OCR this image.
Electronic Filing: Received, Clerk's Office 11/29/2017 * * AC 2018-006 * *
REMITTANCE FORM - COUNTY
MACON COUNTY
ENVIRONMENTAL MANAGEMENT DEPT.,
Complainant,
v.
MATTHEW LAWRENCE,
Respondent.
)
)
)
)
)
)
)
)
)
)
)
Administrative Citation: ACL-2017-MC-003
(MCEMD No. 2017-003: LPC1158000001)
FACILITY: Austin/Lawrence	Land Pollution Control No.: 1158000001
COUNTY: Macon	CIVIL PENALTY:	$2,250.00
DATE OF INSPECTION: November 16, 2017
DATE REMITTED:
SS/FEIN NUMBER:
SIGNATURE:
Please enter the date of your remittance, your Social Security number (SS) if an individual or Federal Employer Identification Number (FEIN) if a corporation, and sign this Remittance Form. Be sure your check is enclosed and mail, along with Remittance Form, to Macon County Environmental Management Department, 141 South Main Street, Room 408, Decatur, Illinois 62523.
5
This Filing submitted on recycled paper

Given request »
Output every entry shown above, exactly.

Worked answer »
OCR this image.
Electronic Filing: Received, Clerk's Office 11/29/2017 * * AC 2018-006 * *
REMITTANCE FORM - COUNTY
MACON COUNTY
ENVIRONMENTAL MANAGEMENT DEPT.,
Complainant,
v.
MATTHEW LAWRENCE,
Respondent.
)
)
)
)
)
)
)
)
)
)
)
Administrative Citation: ACL-2017-MC-003
(MCEMD No. 2017-003: LPC1158000001)
FACILITY: Austin/Lawrence	Land Pollution Control No.: 1158000001
COUNTY: Macon	CIVIL PENALTY:	$2,250.00
DATE OF INSPECTION: November 16, 2017
DATE REMITTED:
SS/FEIN NUMBER:
SIGNATURE:
Please enter the date of your remittance, your Social Security number (SS) if an individual or Federal Employer Identification Number (FEIN) if a corporation, and sign this Remittance Form. Be sure your check is enclosed and mail, along with Remittance Form, to Macon County Environmental Management Department, 141 South Main Street, Room 408, Decatur, Illinois 62523.
5
This Filing submitted on recycled paper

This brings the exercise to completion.